(INSTRUCTIONS TO FOLLOW):
List each line holding the string "true".

————————

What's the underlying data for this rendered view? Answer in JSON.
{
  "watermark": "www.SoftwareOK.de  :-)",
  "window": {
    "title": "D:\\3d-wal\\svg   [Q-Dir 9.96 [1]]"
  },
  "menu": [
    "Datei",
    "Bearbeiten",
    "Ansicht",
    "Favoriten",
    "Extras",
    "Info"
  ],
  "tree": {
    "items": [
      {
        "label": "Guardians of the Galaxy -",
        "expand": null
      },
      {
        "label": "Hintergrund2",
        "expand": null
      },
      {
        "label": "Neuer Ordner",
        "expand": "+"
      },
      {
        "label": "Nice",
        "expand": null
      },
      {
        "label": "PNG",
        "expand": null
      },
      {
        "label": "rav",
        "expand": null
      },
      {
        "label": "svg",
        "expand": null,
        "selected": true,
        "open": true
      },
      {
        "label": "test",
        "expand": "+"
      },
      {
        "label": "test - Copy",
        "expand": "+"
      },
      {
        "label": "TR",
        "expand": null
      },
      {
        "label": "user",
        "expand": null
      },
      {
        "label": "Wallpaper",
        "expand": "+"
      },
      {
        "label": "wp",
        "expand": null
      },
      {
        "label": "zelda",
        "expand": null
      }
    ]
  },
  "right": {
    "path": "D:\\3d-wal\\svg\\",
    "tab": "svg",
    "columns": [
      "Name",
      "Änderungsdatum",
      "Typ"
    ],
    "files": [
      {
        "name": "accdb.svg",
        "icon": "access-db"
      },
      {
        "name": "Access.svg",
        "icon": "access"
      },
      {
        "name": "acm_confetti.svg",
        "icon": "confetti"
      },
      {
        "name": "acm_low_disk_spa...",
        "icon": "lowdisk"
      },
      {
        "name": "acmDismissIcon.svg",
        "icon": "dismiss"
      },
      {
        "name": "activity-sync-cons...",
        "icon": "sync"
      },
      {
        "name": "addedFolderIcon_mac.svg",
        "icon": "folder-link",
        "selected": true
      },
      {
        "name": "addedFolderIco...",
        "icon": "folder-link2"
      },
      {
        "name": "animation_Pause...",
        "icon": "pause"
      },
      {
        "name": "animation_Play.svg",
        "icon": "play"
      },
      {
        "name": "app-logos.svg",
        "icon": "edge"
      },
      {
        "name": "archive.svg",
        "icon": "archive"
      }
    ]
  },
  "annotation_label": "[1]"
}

————————

(TASK ANSWER):
        "selected": true,
        "open": true
        "selected": true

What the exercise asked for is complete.